───── TEXT

I am pleased to report that I survived my first semester in nursing school, and couldn't be more certain that this is the path I'm meant to follow. I've met some wonderful people in my program and am really excited about the journey we will take over the next three semesters. Yes, you read that correctly, I will be finished in three semesters. I've often heard it said that once you take the first step towards going for your dreams, time flies. I have to acknowledge that this is true. I don't think I would have made it this far without my family's unending support -- especially my mom and my husband for putting up with my anxiety and
my nerdy self on a weekly basis!
I finished my last final on May 15, and Tony and I went up to Crandon, WI for a short weekend getaway in order to celebrate the end of my semester. We had the opportunity, while there, to get in some really quality time with family, and even got to visit with some of our favorite people from Georgia. Truly a time well spent!
While we were gone I was anxiously awaiting a cycle start, as that would be the signal that I could call the doc and get this show on the road. Out of all the times we've been through this, I have to say I'm most excited about this time. Dangerous, I know. But, things have been happening all around me that seem to say "This is it! THIS is the time you've been waiting for!" Beat with me as I share some of the 'signs' that have crossed my path in recent weeks. Perhaps I'm blowing them out of proportion, though I'd rather like to think they are exactly what they seem -- small coincidences that let me know our little on is on it's way.
The first instance took me a little off guard, I was completing my clinical visit at an elementary school doing vision screenings for the students. A boy and a girl came over to the station I was working at with a fellow classmate. At the same time we asked "What is your name?" Just as the girl said "Charlotte," the boy said "Jackson." These have been two names at the top of our list for quite some time. I experienced a little spark of joy and filed it away as something strange, albeit exciting to think about the possibility that it was a sign of something yet to come.

──────────
───── INFORMATION

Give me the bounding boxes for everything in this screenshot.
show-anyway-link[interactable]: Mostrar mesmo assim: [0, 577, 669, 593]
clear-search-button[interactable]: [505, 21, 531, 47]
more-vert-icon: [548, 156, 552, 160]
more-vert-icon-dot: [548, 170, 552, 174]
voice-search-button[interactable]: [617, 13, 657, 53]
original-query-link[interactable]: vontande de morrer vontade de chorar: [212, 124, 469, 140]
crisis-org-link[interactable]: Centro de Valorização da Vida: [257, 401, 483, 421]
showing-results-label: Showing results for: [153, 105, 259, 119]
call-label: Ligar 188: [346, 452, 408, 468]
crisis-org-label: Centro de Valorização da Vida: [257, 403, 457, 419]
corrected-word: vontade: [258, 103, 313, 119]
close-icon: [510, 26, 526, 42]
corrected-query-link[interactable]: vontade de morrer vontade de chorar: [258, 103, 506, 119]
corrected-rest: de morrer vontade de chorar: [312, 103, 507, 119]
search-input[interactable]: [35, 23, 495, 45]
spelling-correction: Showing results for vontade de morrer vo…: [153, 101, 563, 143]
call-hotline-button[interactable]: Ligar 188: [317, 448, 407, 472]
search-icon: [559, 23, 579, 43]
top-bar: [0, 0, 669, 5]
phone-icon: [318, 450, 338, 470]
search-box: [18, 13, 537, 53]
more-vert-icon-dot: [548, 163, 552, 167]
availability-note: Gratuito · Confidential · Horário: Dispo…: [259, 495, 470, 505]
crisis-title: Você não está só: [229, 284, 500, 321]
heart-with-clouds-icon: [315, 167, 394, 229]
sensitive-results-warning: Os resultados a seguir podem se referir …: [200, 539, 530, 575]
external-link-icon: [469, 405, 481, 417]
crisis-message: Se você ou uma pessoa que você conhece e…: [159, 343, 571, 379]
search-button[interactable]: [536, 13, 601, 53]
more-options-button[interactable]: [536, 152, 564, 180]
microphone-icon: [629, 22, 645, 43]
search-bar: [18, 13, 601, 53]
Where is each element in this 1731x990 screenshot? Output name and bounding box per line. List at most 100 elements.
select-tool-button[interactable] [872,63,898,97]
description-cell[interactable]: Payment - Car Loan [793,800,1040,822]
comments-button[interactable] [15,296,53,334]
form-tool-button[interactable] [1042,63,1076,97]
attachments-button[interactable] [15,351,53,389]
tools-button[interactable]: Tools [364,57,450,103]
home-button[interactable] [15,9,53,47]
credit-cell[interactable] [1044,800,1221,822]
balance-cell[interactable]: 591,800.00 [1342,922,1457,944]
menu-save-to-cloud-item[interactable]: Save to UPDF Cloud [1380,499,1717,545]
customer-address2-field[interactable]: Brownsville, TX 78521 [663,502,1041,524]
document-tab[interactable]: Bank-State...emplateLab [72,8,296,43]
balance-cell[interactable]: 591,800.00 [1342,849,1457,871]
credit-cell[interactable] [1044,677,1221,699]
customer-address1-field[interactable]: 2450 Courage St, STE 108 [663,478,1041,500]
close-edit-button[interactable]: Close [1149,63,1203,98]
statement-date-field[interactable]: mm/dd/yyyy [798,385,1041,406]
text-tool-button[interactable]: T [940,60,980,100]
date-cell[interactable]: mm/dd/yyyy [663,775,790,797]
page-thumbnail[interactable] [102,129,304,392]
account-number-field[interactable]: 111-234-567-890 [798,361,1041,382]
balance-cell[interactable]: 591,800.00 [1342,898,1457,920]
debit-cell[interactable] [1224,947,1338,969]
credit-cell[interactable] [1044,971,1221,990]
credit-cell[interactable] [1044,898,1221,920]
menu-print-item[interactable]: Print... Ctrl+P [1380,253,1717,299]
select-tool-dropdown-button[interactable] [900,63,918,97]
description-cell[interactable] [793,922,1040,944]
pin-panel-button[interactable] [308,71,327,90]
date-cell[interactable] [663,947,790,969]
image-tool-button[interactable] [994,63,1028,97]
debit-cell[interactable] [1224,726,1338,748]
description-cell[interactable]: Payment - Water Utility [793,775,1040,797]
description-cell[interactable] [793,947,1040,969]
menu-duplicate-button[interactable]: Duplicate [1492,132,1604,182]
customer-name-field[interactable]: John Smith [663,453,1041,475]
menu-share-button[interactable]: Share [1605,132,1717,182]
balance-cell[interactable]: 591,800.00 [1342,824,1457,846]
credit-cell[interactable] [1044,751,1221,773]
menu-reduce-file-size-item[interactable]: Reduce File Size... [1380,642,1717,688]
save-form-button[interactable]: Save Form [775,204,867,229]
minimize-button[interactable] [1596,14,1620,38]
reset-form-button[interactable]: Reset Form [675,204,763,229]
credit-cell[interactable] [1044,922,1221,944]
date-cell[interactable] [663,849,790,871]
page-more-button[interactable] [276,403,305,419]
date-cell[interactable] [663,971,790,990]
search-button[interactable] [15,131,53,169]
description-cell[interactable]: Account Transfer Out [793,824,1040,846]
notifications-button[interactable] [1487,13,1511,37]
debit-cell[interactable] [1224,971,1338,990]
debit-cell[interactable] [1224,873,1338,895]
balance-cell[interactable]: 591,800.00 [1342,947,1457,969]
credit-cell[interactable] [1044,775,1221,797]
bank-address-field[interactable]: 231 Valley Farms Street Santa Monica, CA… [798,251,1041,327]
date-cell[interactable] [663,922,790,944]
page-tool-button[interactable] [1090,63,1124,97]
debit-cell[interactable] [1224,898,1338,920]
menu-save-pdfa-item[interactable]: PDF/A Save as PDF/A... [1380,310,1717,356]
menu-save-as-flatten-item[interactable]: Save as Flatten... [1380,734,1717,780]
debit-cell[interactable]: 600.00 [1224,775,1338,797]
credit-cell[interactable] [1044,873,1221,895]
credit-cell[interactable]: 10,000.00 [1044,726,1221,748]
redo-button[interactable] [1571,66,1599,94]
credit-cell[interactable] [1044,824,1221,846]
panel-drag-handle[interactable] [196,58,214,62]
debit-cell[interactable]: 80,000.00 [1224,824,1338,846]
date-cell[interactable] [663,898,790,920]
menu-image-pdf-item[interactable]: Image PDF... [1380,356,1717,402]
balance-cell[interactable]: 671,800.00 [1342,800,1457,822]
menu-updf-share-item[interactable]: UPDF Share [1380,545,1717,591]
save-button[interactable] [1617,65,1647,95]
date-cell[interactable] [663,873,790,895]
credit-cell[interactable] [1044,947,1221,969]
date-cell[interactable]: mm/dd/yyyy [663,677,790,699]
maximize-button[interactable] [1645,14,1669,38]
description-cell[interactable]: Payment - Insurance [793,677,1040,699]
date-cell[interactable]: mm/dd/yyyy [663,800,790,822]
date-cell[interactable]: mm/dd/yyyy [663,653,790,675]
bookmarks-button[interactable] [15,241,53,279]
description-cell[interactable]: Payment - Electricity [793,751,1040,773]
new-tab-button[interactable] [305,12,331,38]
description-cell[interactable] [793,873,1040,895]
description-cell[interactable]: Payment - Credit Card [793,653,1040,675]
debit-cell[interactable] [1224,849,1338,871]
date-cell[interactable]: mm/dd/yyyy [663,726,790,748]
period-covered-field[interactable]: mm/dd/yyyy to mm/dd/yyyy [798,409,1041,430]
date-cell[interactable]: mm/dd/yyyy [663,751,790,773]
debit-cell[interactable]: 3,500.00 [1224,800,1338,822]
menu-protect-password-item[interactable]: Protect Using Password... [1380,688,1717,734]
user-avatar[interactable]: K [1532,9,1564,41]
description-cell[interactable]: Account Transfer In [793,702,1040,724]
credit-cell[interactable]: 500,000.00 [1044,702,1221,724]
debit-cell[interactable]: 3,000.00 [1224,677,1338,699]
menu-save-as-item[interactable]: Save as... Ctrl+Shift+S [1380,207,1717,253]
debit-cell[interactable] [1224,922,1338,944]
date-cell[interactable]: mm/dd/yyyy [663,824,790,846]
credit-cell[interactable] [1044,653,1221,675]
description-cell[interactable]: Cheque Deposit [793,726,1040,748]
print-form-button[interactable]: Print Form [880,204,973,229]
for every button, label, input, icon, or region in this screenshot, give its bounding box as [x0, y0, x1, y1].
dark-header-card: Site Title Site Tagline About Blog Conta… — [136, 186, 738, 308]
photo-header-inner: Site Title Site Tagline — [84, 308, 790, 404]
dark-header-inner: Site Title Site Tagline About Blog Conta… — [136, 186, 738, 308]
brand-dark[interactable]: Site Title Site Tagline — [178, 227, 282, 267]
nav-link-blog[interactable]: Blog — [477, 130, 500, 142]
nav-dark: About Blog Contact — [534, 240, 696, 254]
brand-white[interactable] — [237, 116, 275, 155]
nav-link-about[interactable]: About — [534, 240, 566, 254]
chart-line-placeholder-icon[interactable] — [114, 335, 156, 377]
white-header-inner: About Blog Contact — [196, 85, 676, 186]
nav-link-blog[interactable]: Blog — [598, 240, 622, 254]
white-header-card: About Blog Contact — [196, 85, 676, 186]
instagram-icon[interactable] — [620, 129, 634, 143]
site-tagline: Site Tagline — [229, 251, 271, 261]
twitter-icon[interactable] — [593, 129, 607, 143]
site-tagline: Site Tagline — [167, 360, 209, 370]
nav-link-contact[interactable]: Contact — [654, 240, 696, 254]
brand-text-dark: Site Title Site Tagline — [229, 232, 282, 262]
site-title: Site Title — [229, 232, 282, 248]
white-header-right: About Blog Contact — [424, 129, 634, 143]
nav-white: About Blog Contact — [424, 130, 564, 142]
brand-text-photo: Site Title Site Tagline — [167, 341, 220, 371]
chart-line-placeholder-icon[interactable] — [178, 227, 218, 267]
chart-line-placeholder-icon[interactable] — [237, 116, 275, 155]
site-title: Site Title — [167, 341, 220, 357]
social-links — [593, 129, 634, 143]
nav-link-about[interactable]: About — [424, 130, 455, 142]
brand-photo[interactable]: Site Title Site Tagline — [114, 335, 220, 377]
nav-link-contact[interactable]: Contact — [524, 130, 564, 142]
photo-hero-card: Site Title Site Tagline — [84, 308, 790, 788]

──────────

### TASK LIST
1) Answer the following questions using the blog post.
(a) On what date did the author finish the last final?
(b) Where did the author and Tony go for their short weekend getaway?
(c) What two names did the boy and the girl give at the vision screening station?
2) Continue the blog post about nursing school and the hoped-for baby, starting from its last sentence.

### RESULTS OF THE EXERCISE
1)
(a) May 15.
(b) Crandon, WI.
(c) Jackson and Charlotte.

2)
About a week later I was at my weekly acupuncture appointment, lying on my back on the table with all the little needles placed exactly where they should be to do their jobs. As usual, I was sound asleep (and most likely snoring, I'm embarrassed to admit). Suddenly, I awoke with a jolt. There is a skylight above the table, and although I cannot see the sky while I'm lying there, I can see the light from the sun. My belly was filled with warmth, and I had this determined feeling that this time the IVF would work. I was overcome with emotion, and realized that tears were streaming down my face. It was one of the strangest things I've experienced to date. There were no sounds to indicate that something had happened to awaken me, just a bright sunshiny light filtering through the window above me.
As you know from my last post, we were having difficulty procuring the funds to make sure we could move forward. My little Mary Kay "sale" did not go as well as planned, but God provided in other ways. I am happy to report that, seemingly out of nowhere, we got exactly what we needed to proceed.
Finally, while up North last weekend Tony and I went out to eat with my cousins. Normally we'd just eat in town, but someone suggested making a trip to Rhinelander for Chinese food at a restaurant that is a particular favorite for my cousins from Georgia. Off we went. At the end of the meal, we all selected our fortune cookies. My mouth hung open in surprise as I read mine and frantically showed it around the table. Here is what it said:
Whatever the reasoning behind all this -- I'll take it. I don't consider myself a very superstitious person, but I do have a strong sense of faith. I go forward believing with all my heart that now is our time.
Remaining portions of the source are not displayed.